#### [Instruction]
Check each line of the listing below for the string "Алматы", and copy the ones that have it.

───── Input data ─────

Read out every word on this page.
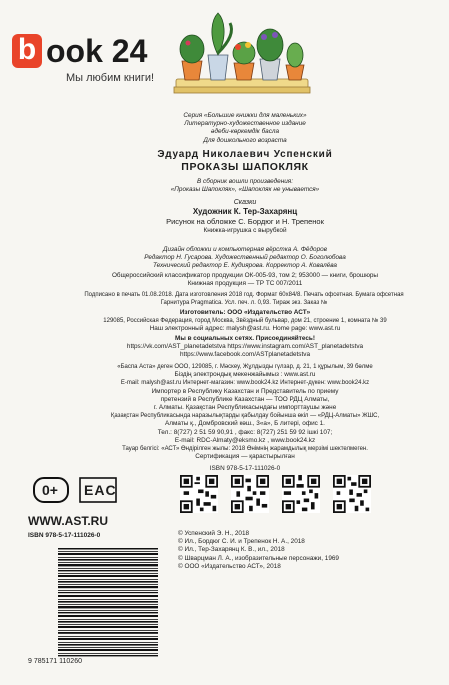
b ook 24
Мы любим книги!
Серия «Большие книжки для маленьких»
Литературно-художественное издание
әдеби-көркемдік басла
Для дошкольного возраста
Эдуард Николаевич Успенский
ПРОКАЗЫ ШАПОКЛЯК
В сборник вошли произведения:
«Проказы Шапокляк», «Шапокляк не унывается»
Сказки
Художник К. Тер-Захарянц
Рисунок на обложке С. Бордюг и Н. Трепенок
Книжка-игрушка с вырубкой
Дизайн обложки и компьютерная вёрстка А. Фёдоров
Редактор Н. Гусарова. Художественный редактор О. Боголюбова
Технический редактор Е. Кудиярова. Корректор А. Ковалёва
Общероссийский классификатор продукции ОК-005-93, том 2; 953000 — книги, брошюры
Книжная продукция — ТР ТС 007/2011
Подписано в печать 01.08.2018. Дата изготовления 2018 год. Формат 60х84/8. Печать офсетная. Бумага офсетная
Гарнитура Pragmatica. Усл. печ. л. 0,93. Тираж экз. Заказ №
Изготовитель: ООО «Издательство АСТ»
129085, Российская Федерация, город Москва, Звёздный бульвар, дом 21, строение 1, комната № 39
Наш электронный адрес: malysh@ast.ru. Home page: www.ast.ru
Мы в социальных сетях. Присоединяйтесь!
https://vk.com/AST_planetadetstva https://www.instagram.com/AST_planetadetstva
https://www.facebook.com/ASTplanetadetstva
«Баспа Аста» деген ООО, 129085, г. Мәскеу, Жұлдызды гүлзар, д. 21, 1 құрылым, 39 бөлме
Біздің электрондық мекенжайымыз : www.ast.ru
E-mail: malysh@ast.ru Интернет-магазин: www.book24.kz Интернет-дүкен: www.book24.kz
Импортер в Республику Казахстан и Представитель по приему
претензий в Республике Казахстан — ТОО РДЦ Алматы,
г. Алматы. Қазақстан Республикасындағы импорттаушы және
Қазақстан Республикасында наразылықтарды қабылдау бойынша өкіл — «РДЦ-Алматы» ЖШС,
Алматы қ., Домбровский көш., 3«а», Б литері, офис 1.
Тел.: 8(727) 2 51 59 90,91 , факс: 8(727) 251 59 92 ішкі 107;
E-mail: RDC-Almaty@eksmo.kz , www.book24.kz
Тауар белгісі: «АСТ» Өндірілген жылы: 2018 Өнімнің жарамдылық мерзімі шектелмеген.
Сертификация — қарастырылған
ISBN 978-5-17-111026-0
0+ EAC
WWW.AST.RU
ISBN 978-5-17-111026-0
9 785171 110260
© Успенский Э. Н., 2018
© Ил., Бордюг С. И. и Трепенок Н. А., 2018
© Ил., Тер-Захарянц К. В., ил., 2018
© Шварцман Л. А., изобразительные персонажи, 1969
© ООО «Издательство АСТ», 2018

─────

#### [Response to this task]
претензий в Республике Казахстан — ТОО РДЦ Алматы,
г. Алматы. Қазақстан Республикасындағы импорттаушы және
Қазақстан Республикасында наразылықтарды қабылдау бойынша өкіл — «РДЦ-Алматы» ЖШС,
Алматы қ., Домбровский көш., 3«а», Б литері, офис 1.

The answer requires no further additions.